■ **TASK**
Examine each line of the data. Copy those that contain the string "température".

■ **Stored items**
- - - - -

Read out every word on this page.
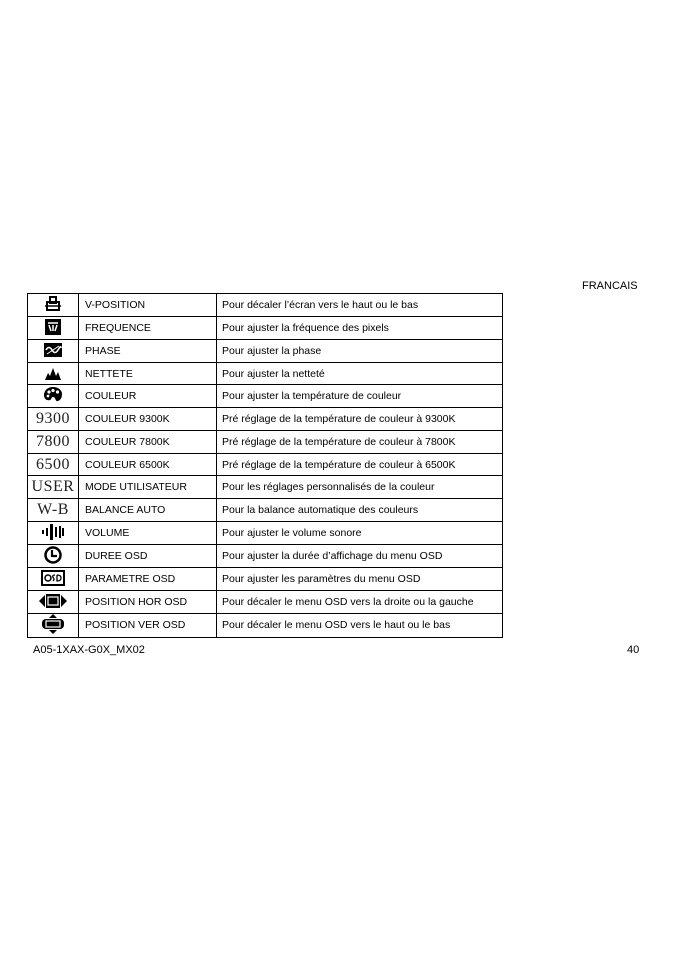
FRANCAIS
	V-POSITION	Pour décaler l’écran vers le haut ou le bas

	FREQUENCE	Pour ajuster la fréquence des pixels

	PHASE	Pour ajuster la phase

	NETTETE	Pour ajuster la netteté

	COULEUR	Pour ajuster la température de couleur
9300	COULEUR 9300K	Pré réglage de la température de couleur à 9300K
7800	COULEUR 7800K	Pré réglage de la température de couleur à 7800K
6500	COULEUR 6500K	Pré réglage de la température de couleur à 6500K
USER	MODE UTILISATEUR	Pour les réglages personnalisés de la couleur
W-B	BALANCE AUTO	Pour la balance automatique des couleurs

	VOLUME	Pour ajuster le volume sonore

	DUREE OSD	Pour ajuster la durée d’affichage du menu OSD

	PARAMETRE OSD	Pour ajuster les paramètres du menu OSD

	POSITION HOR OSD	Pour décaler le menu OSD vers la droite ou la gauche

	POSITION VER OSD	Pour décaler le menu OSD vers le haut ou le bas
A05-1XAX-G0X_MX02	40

- - - - -

■ **EXERCISE ANSWER**
	COULEUR	Pour ajuster la température de couleur
9300	COULEUR 9300K	Pré réglage de la température de couleur à 9300K
7800	COULEUR 7800K	Pré réglage de la température de couleur à 7800K
6500	COULEUR 6500K	Pré réglage de la température de couleur à 6500K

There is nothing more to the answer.